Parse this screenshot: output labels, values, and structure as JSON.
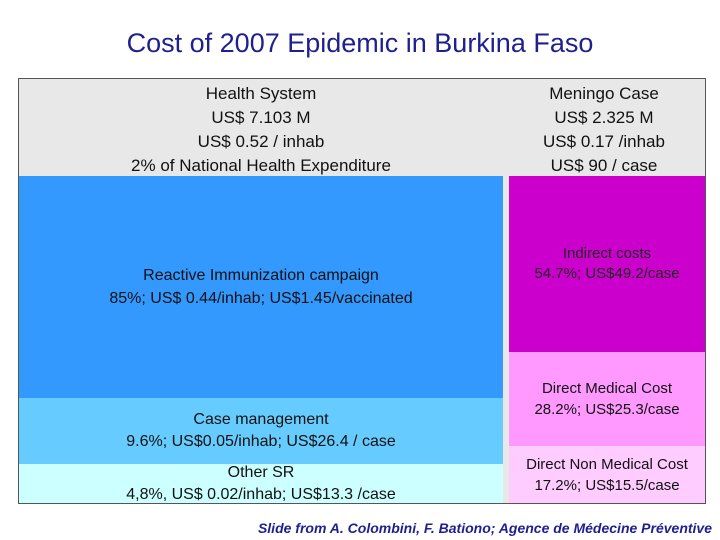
{
  "title": "Cost of 2007 Epidemic in Burkina Faso",
  "health_system": {
    "line1": "Health System",
    "line2": "US$ 7.103 M",
    "line3": "US$ 0.52 / inhab",
    "line4": "2% of National Health Expenditure"
  },
  "meningo_case": {
    "line1": "Meningo Case",
    "line2": "US$ 2.325 M",
    "line3": "US$ 0.17 /inhab",
    "line4": "US$ 90 / case"
  },
  "reactive_immunization": {
    "line1": "Reactive Immunization campaign",
    "line2": "85%; US$ 0.44/inhab; US$1.45/vaccinated"
  },
  "case_management": {
    "line1": "Case management",
    "line2": "9.6%; US$0.05/inhab; US$26.4 / case"
  },
  "other_sr": {
    "line1": "Other SR",
    "line2": "4,8%, US$ 0.02/inhab; US$13.3 /case"
  },
  "indirect_costs": {
    "line1": "Indirect costs",
    "line2": "54.7%; US$49.2/case"
  },
  "direct_medical": {
    "line1": "Direct Medical Cost",
    "line2": "28.2%; US$25.3/case"
  },
  "direct_non_medical": {
    "line1": "Direct Non Medical Cost",
    "line2": "17.2%; US$15.5/case"
  },
  "footer": "Slide from A. Colombini, F. Bationo; Agence de Médecine Préventive",
  "colors": {
    "title": "#1f1f8f",
    "reactive_immunization": "#3399ff",
    "case_management": "#66ccff",
    "other_sr": "#ccffff",
    "indirect_costs": "#cc00cc",
    "direct_medical": "#ff99ff",
    "direct_non_medical": "#ffccff",
    "header_bg": "#e8e8e8"
  }
}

[JOB] Extract the full listing exactly, with the pictures left out.

[WRITTEN RESPONSE]
Parse this screenshot: output labels, values, and structure as JSON.
{
  "title": "Cost of 2007 Epidemic in Burkina Faso",
  "health_system": {
    "line1": "Health System",
    "line2": "US$ 7.103 M",
    "line3": "US$ 0.52 / inhab",
    "line4": "2% of National Health Expenditure"
  },
  "meningo_case": {
    "line1": "Meningo Case",
    "line2": "US$ 2.325 M",
    "line3": "US$ 0.17 /inhab",
    "line4": "US$ 90 / case"
  },
  "reactive_immunization": {
    "line1": "Reactive Immunization campaign",
    "line2": "85%; US$ 0.44/inhab; US$1.45/vaccinated"
  },
  "case_management": {
    "line1": "Case management",
    "line2": "9.6%; US$0.05/inhab; US$26.4 / case"
  },
  "other_sr": {
    "line1": "Other SR",
    "line2": "4,8%, US$ 0.02/inhab; US$13.3 /case"
  },
  "indirect_costs": {
    "line1": "Indirect costs",
    "line2": "54.7%; US$49.2/case"
  },
  "direct_medical": {
    "line1": "Direct Medical Cost",
    "line2": "28.2%; US$25.3/case"
  },
  "direct_non_medical": {
    "line1": "Direct Non Medical Cost",
    "line2": "17.2%; US$15.5/case"
  },
  "footer": "Slide from A. Colombini, F. Bationo; Agence de Médecine Préventive",
  "colors": {
    "title": "#1f1f8f",
    "reactive_immunization": "#3399ff",
    "case_management": "#66ccff",
    "other_sr": "#ccffff",
    "indirect_costs": "#cc00cc",
    "direct_medical": "#ff99ff",
    "direct_non_medical": "#ffccff",
    "header_bg": "#e8e8e8"
  }
}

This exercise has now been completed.